What is asked: Search the listing below for the word "Öffnen" and copy each line that holds it.

Records for this exercise:
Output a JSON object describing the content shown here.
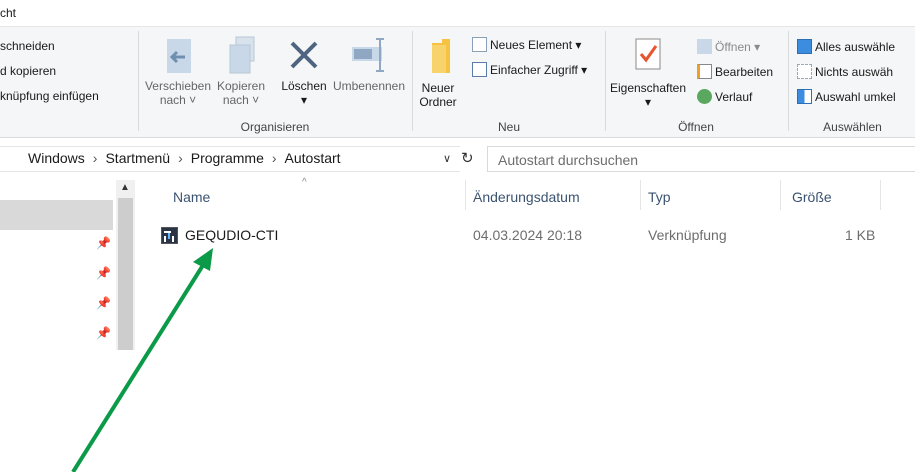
{
  "tabstrip": {
    "partial_tab": "cht"
  },
  "ribbon": {
    "clipboard": {
      "cut_label": "schneiden",
      "copy_path_label": "d kopieren",
      "paste_shortcut_label": "knüpfung einfügen"
    },
    "organize": {
      "move_to": "Verschieben",
      "move_to_sub": "nach",
      "copy_to": "Kopieren",
      "copy_to_sub": "nach",
      "delete": "Löschen",
      "rename": "Umbenennen",
      "group_label": "Organisieren"
    },
    "new": {
      "new_folder_l1": "Neuer",
      "new_folder_l2": "Ordner",
      "new_item": "Neues Element",
      "easy_access": "Einfacher Zugriff",
      "group_label": "Neu"
    },
    "open": {
      "properties": "Eigenschaften",
      "open_label": "Öffnen",
      "edit_label": "Bearbeiten",
      "history_label": "Verlauf",
      "group_label": "Öffnen"
    },
    "select": {
      "select_all": "Alles auswähle",
      "select_none": "Nichts auswäh",
      "invert_selection": "Auswahl umkel",
      "group_label": "Auswählen"
    }
  },
  "address": {
    "crumbs": [
      "Windows",
      "Startmenü",
      "Programme",
      "Autostart"
    ],
    "search_placeholder": "Autostart durchsuchen"
  },
  "file_list": {
    "columns": [
      "Name",
      "Änderungsdatum",
      "Typ",
      "Größe"
    ],
    "rows": [
      {
        "name": "GEQUDIO-CTI",
        "date": "04.03.2024 20:18",
        "type": "Verknüpfung",
        "size": "1 KB"
      }
    ]
  },
  "colors": {
    "arrow": "#0a9a48",
    "header_text": "#3b5371",
    "ribbon_bg": "#f5f6f7"
  },
  "icons": [
    "scissors-icon",
    "move-to-icon",
    "copy-to-icon",
    "delete-icon",
    "rename-icon",
    "new-folder-icon",
    "new-item-icon",
    "easy-access-icon",
    "properties-icon",
    "open-icon",
    "edit-icon",
    "history-icon",
    "select-all-icon",
    "select-none-icon",
    "invert-selection-icon",
    "refresh-icon",
    "pin-icon",
    "shortcut-file-icon"
  ]
}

Written answer:
      "open_label": "Öffnen",
      "group_label": "Öffnen"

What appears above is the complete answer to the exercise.